— Start —

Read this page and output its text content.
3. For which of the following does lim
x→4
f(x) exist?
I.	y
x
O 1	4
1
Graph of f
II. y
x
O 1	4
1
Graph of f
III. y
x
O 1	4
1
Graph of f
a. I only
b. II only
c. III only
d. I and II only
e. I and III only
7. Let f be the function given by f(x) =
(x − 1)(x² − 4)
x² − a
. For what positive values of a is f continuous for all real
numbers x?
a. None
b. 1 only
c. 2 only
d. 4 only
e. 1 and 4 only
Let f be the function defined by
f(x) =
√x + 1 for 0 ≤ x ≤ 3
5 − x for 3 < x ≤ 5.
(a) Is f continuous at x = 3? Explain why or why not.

— End —
— Start —

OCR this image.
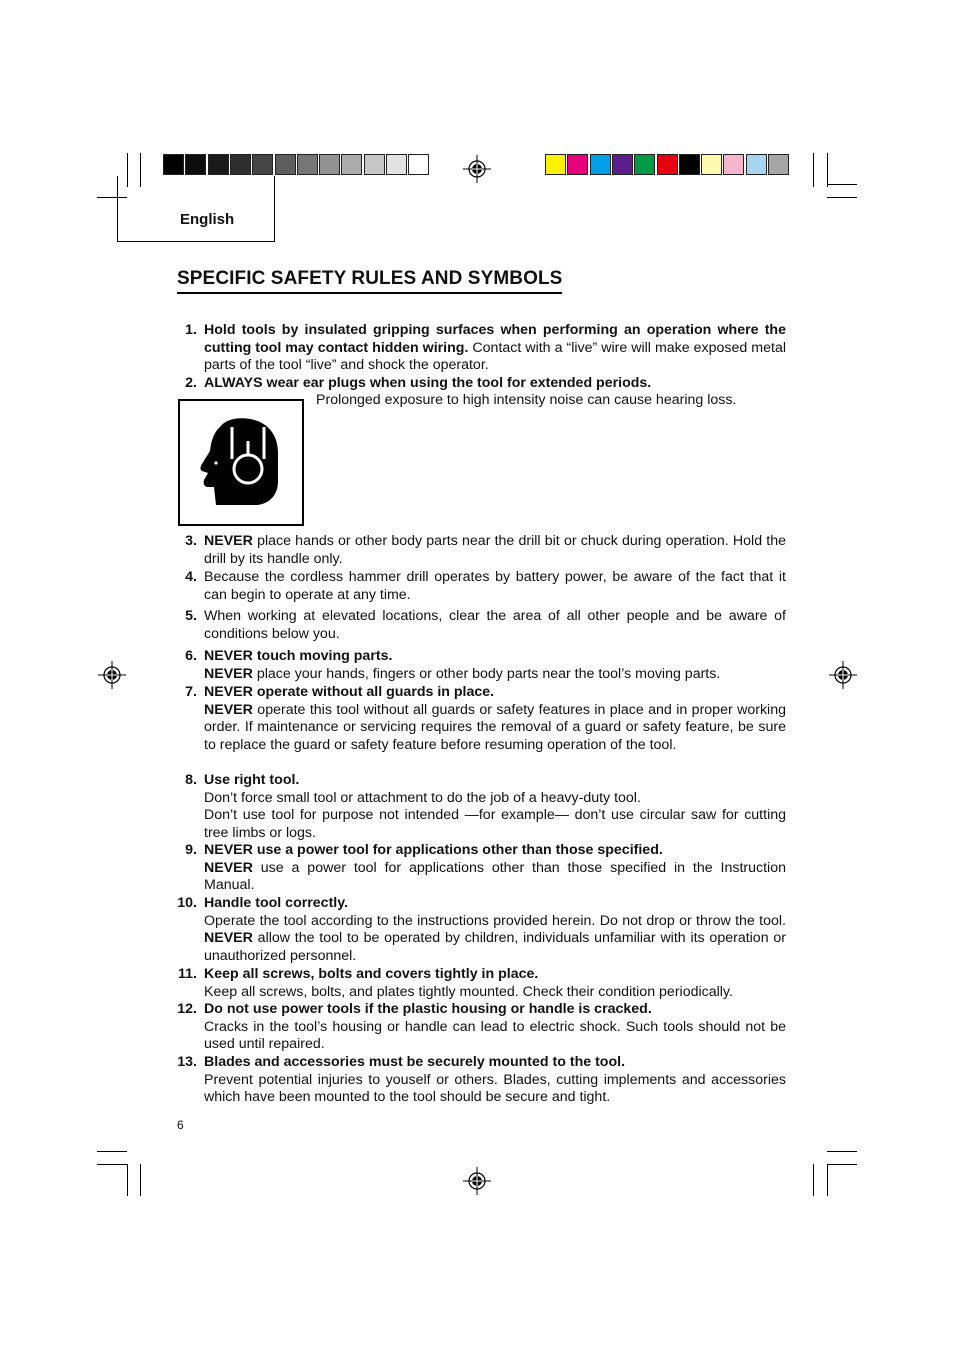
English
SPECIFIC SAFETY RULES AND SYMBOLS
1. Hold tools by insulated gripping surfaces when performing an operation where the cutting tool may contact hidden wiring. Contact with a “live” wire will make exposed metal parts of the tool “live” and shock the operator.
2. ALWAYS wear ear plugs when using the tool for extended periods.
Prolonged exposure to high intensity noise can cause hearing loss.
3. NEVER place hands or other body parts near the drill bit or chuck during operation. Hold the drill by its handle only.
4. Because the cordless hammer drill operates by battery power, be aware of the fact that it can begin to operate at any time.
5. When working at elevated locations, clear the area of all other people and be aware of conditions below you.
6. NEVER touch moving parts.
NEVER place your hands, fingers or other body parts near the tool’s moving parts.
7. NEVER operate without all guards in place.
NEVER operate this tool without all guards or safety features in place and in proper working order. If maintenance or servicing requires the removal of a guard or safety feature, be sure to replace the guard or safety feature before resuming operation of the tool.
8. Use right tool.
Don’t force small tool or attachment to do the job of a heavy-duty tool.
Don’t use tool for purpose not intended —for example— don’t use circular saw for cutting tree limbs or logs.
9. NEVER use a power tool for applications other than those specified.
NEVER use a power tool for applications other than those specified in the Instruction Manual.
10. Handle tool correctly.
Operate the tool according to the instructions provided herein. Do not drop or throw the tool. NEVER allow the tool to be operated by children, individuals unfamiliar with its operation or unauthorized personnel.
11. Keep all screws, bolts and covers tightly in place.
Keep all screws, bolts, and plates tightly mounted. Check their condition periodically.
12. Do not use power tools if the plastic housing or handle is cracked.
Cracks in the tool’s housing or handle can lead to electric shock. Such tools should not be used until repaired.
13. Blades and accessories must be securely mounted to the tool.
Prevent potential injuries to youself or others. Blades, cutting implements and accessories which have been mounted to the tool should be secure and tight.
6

— End —
— Start —

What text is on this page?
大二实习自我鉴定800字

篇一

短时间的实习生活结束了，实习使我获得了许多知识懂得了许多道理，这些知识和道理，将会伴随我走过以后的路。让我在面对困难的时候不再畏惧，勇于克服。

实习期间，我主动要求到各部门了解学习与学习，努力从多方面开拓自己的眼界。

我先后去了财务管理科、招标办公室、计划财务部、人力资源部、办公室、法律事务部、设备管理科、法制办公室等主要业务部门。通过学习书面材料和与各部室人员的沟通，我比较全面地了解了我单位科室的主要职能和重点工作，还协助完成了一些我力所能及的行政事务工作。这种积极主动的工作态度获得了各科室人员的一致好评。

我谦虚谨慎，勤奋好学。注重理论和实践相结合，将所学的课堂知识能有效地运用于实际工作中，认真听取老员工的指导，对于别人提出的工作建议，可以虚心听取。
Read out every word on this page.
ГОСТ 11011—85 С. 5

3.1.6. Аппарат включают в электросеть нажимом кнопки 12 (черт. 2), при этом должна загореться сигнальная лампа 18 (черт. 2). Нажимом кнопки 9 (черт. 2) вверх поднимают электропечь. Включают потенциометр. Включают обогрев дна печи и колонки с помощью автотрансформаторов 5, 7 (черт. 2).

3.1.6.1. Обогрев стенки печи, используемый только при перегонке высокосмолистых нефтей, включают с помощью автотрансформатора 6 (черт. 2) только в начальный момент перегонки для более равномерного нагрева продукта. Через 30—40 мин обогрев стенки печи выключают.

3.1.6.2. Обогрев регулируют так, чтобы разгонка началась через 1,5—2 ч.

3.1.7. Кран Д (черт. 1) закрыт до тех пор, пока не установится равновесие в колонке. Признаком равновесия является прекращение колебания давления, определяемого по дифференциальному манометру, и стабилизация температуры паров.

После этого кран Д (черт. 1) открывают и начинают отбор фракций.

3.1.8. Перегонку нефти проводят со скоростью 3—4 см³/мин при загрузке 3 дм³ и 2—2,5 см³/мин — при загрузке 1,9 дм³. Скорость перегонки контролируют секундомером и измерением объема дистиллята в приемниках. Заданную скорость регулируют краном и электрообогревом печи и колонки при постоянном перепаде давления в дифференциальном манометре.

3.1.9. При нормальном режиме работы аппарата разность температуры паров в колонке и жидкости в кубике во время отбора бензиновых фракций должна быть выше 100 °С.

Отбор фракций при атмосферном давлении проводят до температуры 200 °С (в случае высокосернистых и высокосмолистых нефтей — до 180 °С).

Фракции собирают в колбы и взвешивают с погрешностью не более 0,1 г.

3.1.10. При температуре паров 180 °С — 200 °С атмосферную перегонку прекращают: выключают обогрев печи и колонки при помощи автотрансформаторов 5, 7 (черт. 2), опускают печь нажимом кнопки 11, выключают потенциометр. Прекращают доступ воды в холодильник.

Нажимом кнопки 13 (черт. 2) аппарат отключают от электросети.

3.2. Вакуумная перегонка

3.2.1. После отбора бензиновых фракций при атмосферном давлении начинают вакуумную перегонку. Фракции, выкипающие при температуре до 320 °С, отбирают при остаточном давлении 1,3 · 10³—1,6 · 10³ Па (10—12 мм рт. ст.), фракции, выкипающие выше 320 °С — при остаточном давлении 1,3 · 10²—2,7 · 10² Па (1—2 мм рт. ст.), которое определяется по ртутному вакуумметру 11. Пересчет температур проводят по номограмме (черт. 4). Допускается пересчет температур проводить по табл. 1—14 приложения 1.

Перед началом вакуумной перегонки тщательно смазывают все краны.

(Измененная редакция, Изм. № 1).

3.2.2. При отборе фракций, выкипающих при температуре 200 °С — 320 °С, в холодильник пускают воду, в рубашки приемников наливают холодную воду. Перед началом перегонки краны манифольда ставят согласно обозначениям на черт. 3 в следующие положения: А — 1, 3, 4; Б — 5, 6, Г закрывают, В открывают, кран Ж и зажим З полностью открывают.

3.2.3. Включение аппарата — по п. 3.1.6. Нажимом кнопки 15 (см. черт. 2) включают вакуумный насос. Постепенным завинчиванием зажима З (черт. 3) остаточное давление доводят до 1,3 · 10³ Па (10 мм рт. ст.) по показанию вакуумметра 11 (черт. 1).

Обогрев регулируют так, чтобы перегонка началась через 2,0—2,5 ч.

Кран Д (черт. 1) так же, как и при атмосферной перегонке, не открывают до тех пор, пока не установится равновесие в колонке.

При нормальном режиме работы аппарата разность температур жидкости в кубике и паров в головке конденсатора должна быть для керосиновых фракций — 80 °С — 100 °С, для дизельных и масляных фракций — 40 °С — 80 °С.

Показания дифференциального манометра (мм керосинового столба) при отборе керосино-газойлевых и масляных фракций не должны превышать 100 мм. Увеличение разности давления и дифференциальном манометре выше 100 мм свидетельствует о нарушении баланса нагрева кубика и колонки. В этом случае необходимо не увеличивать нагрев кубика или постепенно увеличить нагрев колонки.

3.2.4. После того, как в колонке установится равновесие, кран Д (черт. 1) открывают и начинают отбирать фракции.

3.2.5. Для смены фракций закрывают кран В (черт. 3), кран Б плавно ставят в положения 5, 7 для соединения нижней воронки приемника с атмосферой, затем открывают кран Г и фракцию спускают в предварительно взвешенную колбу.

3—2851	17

— End —

* Set exercise
In the records above, locate the lines holding the word "нагрева". Copy each of them.

* Problem solution
3.1.6.1. Обогрев стенки печи, используемый только при перегонке высокосмолистых нефтей, включают с помощью автотрансформатора 6 (черт. 2) только в начальный момент перегонки для более равномерного нагрева продукта. Через 30—40 мин обогрев стенки печи выключают.
Показания дифференциального манометра (мм керосинового столба) при отборе керосино-газойлевых и масляных фракций не должны превышать 100 мм. Увеличение разности давления и дифференциальном манометре выше 100 мм свидетельствует о нарушении баланса нагрева кубика и колонки. В этом случае необходимо не увеличивать нагрев кубика или постепенно увеличить нагрев колонки.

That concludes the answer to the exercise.